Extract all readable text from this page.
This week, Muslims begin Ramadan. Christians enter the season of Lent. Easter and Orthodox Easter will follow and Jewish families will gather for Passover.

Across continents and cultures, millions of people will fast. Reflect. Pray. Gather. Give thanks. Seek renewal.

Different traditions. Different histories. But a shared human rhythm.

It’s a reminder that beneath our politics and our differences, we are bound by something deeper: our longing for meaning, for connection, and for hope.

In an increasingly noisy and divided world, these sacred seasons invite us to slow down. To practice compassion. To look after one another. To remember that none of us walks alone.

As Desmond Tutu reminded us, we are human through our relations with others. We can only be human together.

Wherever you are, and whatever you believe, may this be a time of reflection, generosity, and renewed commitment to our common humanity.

Problem to solve
Retype the material in full, character for character.

Response
Extract all readable text from this page.
This week, Muslims begin Ramadan. Christians enter the season of Lent. Easter and Orthodox Easter will follow and Jewish families will gather for Passover.

Across continents and cultures, millions of people will fast. Reflect. Pray. Gather. Give thanks. Seek renewal.

Different traditions. Different histories. But a shared human rhythm.

It’s a reminder that beneath our politics and our differences, we are bound by something deeper: our longing for meaning, for connection, and for hope.

In an increasingly noisy and divided world, these sacred seasons invite us to slow down. To practice compassion. To look after one another. To remember that none of us walks alone.

As Desmond Tutu reminded us, we are human through our relations with others. We can only be human together.

Wherever you are, and whatever you believe, may this be a time of reflection, generosity, and renewed commitment to our common humanity.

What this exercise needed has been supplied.